→ **REQUIREMENT**: Tally the lines in the data that follows that include the word "this", and report nothing but the total.

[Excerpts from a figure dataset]
============
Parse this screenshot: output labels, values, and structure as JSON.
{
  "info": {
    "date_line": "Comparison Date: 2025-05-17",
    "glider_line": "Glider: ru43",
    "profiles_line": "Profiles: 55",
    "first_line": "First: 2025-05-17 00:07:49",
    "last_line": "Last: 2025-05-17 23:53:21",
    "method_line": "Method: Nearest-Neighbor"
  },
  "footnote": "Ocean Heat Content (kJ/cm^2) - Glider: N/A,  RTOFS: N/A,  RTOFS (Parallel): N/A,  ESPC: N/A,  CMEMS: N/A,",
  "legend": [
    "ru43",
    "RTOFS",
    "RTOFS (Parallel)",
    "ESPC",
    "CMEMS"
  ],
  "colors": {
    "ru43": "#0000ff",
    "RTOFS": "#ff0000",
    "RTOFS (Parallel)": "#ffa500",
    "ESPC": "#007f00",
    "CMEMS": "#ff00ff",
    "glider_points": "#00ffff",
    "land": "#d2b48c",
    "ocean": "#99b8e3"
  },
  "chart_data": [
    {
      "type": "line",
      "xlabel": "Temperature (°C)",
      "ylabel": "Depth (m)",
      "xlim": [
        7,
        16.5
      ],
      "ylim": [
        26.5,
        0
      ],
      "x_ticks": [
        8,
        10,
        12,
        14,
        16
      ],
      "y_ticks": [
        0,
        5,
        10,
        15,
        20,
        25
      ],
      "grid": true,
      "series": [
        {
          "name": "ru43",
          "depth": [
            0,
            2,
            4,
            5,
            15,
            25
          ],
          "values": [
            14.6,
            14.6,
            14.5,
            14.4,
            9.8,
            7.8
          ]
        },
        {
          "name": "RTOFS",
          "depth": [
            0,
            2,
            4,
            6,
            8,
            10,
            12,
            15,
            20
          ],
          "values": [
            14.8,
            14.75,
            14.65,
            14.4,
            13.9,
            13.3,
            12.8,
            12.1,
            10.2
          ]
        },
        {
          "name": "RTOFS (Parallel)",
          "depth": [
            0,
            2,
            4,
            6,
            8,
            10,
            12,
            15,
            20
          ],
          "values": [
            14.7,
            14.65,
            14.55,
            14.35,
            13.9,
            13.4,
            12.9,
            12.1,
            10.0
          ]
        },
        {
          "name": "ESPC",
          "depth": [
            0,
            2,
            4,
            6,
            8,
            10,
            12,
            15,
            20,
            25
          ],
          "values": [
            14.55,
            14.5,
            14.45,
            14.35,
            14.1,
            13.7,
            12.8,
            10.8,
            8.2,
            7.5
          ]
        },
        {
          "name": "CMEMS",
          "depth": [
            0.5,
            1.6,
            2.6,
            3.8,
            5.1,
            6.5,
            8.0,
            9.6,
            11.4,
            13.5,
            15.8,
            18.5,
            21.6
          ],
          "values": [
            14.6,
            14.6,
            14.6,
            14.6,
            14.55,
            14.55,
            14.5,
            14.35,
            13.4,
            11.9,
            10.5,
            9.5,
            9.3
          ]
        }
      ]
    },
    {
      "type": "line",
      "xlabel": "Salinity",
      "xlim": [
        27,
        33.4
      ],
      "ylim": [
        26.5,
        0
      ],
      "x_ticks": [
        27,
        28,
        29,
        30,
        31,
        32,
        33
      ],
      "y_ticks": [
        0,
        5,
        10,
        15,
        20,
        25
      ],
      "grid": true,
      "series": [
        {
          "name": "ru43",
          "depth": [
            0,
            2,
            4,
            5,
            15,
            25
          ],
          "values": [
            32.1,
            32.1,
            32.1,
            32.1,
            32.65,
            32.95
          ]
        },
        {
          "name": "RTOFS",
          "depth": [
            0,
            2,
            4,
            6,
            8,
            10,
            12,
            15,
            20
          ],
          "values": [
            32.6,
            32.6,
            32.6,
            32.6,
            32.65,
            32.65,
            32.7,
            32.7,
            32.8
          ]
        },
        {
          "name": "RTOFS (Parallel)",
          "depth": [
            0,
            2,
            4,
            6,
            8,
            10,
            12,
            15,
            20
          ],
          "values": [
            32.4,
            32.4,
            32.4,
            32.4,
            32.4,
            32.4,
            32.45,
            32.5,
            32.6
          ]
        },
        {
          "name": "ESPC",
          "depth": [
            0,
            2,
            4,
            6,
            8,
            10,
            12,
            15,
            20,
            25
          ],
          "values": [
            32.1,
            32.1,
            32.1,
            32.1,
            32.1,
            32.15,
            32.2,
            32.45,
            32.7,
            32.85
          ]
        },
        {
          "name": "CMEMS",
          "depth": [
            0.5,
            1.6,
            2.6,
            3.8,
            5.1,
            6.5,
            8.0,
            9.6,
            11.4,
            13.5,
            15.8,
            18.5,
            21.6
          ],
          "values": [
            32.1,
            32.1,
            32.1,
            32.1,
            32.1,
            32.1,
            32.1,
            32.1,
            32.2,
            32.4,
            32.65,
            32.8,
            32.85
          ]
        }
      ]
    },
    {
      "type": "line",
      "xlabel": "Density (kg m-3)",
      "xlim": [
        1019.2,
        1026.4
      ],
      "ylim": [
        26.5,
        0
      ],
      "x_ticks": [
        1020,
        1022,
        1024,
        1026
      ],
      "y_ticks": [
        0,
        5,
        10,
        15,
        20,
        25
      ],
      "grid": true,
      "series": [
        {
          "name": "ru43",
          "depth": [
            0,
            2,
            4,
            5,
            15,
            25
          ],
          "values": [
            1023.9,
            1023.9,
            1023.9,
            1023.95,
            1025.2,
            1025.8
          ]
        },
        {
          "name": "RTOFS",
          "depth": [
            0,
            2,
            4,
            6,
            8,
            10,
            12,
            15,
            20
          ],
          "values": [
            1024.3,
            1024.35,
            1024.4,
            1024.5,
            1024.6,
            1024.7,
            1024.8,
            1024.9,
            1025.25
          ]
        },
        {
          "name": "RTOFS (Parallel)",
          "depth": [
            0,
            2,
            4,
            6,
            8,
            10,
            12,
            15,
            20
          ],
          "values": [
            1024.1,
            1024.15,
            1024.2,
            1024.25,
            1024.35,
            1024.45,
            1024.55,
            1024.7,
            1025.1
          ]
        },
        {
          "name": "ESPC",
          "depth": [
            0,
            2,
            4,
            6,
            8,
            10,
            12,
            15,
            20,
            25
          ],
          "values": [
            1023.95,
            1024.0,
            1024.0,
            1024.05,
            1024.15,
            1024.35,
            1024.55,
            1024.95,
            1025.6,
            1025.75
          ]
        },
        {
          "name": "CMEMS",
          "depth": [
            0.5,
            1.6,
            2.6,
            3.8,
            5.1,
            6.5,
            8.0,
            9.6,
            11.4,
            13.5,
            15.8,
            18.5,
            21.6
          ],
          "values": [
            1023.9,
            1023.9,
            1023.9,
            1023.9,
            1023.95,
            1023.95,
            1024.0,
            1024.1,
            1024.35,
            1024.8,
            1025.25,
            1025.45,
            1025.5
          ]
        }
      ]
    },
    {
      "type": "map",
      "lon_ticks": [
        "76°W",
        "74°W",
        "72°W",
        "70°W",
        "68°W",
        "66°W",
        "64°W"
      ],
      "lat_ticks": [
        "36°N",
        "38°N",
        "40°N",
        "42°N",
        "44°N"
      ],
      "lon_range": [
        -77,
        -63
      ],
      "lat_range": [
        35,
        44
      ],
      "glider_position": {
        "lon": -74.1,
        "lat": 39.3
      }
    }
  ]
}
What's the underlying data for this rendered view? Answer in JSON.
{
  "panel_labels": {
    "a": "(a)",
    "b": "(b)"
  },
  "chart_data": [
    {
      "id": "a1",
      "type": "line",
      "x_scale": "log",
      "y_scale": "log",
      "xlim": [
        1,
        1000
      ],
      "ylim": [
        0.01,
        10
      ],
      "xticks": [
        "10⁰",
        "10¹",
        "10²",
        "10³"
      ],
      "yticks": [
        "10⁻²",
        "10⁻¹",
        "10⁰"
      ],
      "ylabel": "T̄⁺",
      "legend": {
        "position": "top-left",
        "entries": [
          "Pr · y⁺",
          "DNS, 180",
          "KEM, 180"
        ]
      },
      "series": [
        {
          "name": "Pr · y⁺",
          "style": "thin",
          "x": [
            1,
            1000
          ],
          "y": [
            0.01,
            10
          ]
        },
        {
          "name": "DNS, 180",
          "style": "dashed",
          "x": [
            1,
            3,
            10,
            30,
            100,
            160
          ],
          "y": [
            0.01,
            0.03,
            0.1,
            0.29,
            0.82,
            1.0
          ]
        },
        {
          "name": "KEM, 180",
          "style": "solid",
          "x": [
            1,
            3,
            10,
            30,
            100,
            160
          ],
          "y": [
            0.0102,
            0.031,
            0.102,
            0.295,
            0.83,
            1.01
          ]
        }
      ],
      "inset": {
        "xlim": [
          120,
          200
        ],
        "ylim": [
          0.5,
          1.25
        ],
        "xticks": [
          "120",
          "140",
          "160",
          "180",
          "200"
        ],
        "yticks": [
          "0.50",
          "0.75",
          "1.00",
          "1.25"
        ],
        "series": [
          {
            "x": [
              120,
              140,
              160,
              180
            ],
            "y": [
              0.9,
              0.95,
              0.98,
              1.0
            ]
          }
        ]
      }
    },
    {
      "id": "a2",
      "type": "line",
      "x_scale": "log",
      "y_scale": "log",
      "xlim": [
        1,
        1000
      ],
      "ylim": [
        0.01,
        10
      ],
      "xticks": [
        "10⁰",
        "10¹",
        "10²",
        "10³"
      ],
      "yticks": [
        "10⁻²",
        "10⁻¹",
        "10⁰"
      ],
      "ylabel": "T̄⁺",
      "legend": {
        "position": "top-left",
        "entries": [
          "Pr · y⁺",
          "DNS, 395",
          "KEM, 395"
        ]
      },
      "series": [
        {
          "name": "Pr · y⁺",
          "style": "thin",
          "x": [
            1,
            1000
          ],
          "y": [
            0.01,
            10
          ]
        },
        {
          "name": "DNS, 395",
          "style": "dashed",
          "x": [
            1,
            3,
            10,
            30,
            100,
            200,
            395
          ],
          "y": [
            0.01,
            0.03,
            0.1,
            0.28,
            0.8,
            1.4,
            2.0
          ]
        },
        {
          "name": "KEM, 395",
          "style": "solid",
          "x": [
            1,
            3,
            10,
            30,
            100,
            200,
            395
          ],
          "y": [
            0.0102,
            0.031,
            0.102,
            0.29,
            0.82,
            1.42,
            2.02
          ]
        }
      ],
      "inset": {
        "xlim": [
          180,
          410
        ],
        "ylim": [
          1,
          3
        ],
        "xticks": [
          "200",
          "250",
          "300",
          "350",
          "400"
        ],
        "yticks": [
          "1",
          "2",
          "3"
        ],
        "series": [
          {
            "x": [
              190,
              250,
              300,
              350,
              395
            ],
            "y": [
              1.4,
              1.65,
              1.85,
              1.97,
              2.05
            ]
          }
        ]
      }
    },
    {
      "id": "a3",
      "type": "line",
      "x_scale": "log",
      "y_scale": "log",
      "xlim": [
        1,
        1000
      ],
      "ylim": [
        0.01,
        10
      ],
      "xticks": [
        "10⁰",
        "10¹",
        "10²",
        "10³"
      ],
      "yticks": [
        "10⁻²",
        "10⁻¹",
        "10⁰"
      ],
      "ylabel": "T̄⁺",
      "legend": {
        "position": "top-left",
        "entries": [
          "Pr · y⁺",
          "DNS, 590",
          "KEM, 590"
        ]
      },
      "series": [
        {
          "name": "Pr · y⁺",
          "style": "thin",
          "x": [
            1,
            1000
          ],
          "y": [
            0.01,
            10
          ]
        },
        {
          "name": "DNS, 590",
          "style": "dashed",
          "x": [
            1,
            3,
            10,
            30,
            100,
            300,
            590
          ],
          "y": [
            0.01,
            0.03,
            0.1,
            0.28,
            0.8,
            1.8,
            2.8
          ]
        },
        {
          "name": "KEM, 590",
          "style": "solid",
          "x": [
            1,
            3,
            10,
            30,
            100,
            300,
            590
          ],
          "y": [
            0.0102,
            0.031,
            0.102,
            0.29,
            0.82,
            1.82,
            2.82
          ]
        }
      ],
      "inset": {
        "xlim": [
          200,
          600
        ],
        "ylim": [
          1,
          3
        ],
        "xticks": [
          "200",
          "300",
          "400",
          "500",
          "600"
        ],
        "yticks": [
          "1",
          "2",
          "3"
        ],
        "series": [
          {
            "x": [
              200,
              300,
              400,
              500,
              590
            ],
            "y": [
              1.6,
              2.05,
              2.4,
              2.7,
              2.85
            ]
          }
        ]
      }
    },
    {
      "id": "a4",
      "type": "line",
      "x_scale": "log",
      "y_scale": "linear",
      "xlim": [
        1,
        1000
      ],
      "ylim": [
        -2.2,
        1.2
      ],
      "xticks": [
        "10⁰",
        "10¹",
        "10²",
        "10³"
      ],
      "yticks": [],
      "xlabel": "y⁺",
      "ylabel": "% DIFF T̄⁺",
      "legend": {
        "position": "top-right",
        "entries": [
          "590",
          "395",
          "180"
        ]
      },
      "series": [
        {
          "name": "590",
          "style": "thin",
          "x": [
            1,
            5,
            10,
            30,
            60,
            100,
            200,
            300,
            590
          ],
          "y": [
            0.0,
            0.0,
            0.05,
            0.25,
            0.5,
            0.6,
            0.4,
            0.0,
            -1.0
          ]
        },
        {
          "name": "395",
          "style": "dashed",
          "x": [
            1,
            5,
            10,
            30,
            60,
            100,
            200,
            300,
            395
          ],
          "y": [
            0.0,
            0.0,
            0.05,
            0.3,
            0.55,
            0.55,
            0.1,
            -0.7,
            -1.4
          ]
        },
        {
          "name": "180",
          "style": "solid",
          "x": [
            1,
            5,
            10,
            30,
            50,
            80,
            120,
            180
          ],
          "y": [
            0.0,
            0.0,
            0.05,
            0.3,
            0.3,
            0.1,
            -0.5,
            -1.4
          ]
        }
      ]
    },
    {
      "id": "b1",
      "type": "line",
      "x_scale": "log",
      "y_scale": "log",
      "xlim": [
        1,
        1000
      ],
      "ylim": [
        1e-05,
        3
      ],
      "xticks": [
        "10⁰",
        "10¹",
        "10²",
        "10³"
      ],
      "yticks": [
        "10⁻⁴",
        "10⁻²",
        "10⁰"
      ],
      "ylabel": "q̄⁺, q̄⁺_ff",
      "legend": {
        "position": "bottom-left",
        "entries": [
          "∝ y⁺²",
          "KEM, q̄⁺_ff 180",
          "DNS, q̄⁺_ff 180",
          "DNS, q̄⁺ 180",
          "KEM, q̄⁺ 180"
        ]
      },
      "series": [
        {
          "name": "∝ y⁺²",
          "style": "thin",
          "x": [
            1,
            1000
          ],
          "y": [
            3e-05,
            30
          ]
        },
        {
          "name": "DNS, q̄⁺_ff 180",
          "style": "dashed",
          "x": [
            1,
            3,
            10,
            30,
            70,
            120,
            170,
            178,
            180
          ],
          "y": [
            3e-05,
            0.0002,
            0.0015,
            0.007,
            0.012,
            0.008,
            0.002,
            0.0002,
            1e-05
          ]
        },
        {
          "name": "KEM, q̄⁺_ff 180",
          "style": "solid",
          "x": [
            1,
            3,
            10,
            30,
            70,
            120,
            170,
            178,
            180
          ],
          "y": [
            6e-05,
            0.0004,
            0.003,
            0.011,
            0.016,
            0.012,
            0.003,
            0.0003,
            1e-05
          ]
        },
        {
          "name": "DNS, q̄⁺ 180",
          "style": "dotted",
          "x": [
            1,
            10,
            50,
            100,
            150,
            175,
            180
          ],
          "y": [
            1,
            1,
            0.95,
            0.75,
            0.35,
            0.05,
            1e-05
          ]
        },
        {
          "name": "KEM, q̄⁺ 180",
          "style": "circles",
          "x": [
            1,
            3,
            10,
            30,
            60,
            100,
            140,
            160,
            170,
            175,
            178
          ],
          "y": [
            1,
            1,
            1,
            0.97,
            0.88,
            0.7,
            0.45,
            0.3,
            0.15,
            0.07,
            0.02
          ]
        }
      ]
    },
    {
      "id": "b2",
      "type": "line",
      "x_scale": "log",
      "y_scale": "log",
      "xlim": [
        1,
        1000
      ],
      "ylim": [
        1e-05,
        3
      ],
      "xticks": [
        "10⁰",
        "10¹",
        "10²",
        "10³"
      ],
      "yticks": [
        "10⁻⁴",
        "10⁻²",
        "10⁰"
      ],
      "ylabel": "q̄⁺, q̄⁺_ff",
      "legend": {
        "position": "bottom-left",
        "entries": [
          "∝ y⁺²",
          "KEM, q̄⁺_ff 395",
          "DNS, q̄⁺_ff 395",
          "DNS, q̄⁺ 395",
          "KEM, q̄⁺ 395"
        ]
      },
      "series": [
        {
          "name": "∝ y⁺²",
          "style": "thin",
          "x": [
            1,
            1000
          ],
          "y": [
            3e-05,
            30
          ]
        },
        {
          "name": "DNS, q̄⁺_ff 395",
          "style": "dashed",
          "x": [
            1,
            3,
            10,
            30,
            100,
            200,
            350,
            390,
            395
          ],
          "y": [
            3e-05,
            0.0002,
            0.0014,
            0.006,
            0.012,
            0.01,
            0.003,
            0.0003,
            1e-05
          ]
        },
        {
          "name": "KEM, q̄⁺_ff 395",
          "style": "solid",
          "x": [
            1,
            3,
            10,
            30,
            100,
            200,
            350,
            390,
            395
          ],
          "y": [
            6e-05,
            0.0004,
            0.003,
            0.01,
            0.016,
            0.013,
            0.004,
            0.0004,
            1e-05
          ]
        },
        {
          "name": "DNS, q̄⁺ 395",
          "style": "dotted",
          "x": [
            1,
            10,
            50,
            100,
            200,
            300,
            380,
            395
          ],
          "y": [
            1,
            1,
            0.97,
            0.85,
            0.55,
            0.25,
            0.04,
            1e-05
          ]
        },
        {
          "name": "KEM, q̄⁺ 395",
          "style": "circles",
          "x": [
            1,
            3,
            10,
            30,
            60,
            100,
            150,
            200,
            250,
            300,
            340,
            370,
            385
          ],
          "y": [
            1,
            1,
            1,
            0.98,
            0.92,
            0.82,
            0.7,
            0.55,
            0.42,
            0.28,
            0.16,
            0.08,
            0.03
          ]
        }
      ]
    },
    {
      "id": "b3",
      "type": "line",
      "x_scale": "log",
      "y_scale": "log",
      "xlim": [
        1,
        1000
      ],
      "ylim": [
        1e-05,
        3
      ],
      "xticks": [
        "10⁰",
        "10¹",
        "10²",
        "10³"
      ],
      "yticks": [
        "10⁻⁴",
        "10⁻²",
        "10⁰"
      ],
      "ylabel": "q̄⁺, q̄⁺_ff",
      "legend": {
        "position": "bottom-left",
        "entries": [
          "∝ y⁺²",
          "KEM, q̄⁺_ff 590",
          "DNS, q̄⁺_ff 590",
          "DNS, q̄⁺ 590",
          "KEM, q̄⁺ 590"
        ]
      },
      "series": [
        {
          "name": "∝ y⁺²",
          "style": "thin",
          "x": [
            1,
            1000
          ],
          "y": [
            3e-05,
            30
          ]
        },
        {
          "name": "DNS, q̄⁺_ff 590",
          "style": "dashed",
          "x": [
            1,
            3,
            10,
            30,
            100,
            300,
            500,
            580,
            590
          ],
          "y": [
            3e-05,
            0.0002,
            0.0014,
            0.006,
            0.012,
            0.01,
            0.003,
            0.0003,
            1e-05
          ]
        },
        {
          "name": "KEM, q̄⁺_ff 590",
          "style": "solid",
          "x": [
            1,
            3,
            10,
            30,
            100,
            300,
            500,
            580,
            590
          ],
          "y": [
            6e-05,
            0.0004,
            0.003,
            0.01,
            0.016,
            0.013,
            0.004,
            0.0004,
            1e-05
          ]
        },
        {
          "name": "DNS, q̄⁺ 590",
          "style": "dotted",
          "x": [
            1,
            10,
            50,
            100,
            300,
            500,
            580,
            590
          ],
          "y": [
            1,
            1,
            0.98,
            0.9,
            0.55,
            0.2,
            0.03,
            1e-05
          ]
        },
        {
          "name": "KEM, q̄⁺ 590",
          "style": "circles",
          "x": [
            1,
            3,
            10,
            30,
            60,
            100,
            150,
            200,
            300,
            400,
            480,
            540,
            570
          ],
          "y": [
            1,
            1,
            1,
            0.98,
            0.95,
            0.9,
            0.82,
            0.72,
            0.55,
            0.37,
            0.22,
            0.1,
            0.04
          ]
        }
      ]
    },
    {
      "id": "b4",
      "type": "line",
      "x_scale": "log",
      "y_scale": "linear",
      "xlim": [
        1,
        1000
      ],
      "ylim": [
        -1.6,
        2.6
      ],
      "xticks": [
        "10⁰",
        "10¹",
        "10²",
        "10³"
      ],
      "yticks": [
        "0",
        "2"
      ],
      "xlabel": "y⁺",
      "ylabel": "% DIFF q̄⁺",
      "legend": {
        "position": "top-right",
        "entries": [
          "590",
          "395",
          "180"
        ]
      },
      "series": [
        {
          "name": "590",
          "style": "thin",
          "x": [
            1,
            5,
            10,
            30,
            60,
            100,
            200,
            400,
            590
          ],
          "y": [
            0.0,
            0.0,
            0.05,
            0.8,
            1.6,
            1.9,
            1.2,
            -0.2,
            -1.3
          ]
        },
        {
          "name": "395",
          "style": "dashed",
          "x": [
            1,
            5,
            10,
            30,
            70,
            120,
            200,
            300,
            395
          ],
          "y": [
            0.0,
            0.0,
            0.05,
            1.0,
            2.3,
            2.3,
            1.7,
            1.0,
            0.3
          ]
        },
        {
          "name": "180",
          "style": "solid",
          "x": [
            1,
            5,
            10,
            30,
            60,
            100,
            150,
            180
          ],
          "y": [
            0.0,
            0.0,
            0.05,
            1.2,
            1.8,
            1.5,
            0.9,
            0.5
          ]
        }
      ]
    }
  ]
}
============
→ **EXERCISE OUTPUT**: 2